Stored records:

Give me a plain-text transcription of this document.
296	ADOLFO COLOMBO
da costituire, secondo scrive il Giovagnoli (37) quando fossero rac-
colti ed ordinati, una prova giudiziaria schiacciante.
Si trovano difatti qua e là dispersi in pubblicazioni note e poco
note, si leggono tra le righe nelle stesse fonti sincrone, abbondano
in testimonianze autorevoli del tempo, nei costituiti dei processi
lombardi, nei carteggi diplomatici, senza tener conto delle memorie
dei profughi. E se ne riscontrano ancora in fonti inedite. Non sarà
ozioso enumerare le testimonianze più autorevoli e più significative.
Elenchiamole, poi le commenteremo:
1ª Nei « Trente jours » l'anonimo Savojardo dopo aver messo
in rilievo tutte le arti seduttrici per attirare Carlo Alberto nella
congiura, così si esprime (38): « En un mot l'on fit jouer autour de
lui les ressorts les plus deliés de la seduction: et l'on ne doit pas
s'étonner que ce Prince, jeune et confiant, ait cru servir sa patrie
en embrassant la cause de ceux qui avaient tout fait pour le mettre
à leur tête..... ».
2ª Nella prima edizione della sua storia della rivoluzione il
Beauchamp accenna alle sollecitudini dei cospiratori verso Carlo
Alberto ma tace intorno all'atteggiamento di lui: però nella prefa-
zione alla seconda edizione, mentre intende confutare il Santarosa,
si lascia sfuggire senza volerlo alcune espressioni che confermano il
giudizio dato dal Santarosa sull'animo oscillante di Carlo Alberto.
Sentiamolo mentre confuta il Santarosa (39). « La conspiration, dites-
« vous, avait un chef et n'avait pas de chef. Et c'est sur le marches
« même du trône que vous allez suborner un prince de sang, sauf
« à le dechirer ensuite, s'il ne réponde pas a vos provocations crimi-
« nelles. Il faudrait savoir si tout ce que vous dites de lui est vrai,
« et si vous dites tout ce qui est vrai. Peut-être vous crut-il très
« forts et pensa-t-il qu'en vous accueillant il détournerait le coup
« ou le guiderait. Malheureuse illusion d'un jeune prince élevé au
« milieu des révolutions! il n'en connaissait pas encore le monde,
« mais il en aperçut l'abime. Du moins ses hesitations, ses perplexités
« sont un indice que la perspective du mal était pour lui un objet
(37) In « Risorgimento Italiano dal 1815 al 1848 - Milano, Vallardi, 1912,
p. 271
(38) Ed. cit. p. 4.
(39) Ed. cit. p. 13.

** Your task **
Your task is to pick out every line with the string "mentre" and copy it.

** Complete answer **
zione alla seconda edizione, mentre intende confutare il Santarosa,
Sentiamolo mentre confuta il Santarosa (39). « La conspiration, dites-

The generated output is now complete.